SOURCE DOCUMENT:
— begin —
Reaching my office the next day (I
have forgotten how), I was relieved from the anxiety suffered by everybody on
account of their business obligations; for it proved that the disturbance of
business and professional work was so general that there was a virtual
moratorium for a week. In none of the
courts could a complete jury be impaneled.
Neither court officers nor witnesses were [Page 17 / Page 18]
present. Only one judge of several dozen
of any of the courts succeeded in reaching the courthouse and in a few rooms he
went through the form of announcing to empty seats an adjournment for a week. The happenings in the courts, however, did
not appeal to the reporters seeking more exciting news. But they did gather together the news which
centered around ex-Senator Roscoe Conkling.
The experiences of that conspicuous statesman had interest for everyone,
and perhaps naturally, the accounts widely differed. That generally current was that the day after
the blizzard he was delirious, that an abscess on the brain followed and that
he soon died. But another account
published in a weekly newspaper purporting to be from the Senator’s own lips,
was to the effect that on Tuesday, March 13th, when the blizzard was
still raging, he appeared in the Surrogates’ Court, and there in the presence
of a group of lawyers recounted his experience of the preceding day. But whatever the fact, the Surrogate
adjourned the hearing in the Stewart will case, in which Senator Conklin and
Elihu Root were among the trial counsel.
While the Senator was undoubtedly subjected to an unusual strain, he
resumed his professional activities for some weeks, and it was not until April
4th that he took to his bed.
The eminent physician, Dr. Fordyce Barker, was in attendance. There developed an ear abscess, perhaps
caused by over-exertion in the month previous.
The first public alarm, however, as to the Senator’s condition, was not
aroused until April 9th, when an operation was performed to free an
outlet for the discharge from the abscess; but complications ensued and he died
at 2 o’clock on the morning of April 17th or 18th, more
than a month after his experience in the blizzard.
Excepting for what I have said, there
was very little notice taken of the adventures of lawyers or the disloca- [Page
18 / Page 19] tion of the administration of justice. This chapter may be closed, however, with one
episode not heretofore noticed, which gives specific judicial confirmation to
the severity of the storm.
— end —
INFORMATION PROVIDED:
— begin —
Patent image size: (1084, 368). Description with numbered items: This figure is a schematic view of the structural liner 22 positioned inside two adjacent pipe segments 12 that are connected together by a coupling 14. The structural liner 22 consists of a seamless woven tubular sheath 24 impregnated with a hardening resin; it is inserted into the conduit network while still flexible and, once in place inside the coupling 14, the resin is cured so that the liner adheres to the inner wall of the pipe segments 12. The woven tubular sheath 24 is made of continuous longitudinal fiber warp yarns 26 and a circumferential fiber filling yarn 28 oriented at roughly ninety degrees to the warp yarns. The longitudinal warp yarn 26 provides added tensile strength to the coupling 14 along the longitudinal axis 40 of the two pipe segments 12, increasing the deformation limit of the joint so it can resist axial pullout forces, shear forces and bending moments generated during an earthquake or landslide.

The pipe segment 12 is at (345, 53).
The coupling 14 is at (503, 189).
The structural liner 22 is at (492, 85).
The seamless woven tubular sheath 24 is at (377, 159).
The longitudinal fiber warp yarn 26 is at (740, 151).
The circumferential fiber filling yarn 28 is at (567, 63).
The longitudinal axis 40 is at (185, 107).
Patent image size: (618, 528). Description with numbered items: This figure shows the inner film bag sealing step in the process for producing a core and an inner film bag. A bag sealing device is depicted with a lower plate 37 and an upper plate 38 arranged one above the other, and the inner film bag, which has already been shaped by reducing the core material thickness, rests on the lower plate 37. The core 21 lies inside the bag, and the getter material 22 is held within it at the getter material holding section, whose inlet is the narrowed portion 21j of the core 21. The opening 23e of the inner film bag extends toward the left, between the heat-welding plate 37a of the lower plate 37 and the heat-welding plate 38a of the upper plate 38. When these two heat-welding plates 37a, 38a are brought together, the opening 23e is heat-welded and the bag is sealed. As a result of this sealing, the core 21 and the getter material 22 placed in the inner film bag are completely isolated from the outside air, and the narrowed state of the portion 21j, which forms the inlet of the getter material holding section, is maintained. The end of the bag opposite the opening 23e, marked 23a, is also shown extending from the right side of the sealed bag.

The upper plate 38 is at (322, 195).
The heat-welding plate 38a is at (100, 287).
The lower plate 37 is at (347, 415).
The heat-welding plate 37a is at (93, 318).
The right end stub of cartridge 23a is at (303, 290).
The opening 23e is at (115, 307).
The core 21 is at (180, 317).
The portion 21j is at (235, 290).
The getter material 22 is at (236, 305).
— end —
— begin —
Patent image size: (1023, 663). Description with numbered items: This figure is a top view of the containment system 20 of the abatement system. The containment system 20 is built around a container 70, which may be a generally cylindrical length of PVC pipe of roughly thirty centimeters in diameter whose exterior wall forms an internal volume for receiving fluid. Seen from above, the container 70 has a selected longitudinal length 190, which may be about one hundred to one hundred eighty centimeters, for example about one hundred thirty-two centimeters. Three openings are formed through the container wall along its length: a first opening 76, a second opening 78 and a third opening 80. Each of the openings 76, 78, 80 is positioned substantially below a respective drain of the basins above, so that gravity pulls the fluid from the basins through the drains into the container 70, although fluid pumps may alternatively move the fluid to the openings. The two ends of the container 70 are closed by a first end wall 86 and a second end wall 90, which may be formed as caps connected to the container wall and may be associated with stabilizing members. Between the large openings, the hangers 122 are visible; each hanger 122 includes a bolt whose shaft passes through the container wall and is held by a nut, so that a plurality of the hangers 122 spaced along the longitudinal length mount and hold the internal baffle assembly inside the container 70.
— end —
— begin —
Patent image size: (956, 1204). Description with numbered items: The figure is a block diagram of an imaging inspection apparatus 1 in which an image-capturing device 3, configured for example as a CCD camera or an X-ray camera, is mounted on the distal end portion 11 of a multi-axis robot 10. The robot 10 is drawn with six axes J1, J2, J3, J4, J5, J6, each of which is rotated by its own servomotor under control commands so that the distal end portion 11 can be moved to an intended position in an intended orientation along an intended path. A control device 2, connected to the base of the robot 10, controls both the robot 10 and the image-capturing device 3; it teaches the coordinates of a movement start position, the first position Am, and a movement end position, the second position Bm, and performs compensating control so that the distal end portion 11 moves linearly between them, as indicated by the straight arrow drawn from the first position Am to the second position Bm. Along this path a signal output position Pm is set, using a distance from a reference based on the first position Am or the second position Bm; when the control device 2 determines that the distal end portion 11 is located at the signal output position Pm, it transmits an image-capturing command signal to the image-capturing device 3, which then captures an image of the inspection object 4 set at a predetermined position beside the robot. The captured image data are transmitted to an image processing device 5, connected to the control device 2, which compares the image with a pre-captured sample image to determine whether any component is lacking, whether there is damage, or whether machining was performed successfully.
— end —
REQUIRED TASKS:
• A. Summarize the account of the blizzard's aftermath in two sentences.
• B. Revise the account of the blizzard's aftermath. Begin at the words "The experiences of", stop after "to his bed.", and replace "professional activities" with "legal work".

FULL ANSWERS:
• A. Business and professional work were so widely disrupted that there was a virtual moratorium for a week: no court could impanel a complete jury, and only one judge reached the courthouse to announce adjournments. Reporters instead gathered news about ex-Senator Roscoe Conkling, whose experiences were reported in differing accounts; he resumed his professional activities for some weeks, took to his bed on April 4th, and died after an ear abscess and an operation, more than a month after his experience in the blizzard.

• B.
The experiences of that conspicuous statesman had interest for everyone,
and perhaps naturally, the accounts widely differed. That generally current was that the day after
the blizzard he was delirious, that an abscess on the brain followed and that
he soon died. But another account
published in a weekly newspaper purporting to be from the Senator’s own lips,
was to the effect that on Tuesday, March 13th, when the blizzard was
still raging, he appeared in the Surrogates’ Court, and there in the presence
of a group of lawyers recounted his experience of the preceding day. But whatever the fact, the Surrogate
adjourned the hearing in the Stewart will case, in which Senator Conklin and
Elihu Root were among the trial counsel.
While the Senator was undoubtedly subjected to an unusual strain, he
resumed his legal work for some weeks, and it was not until April
4th that he took to his bed.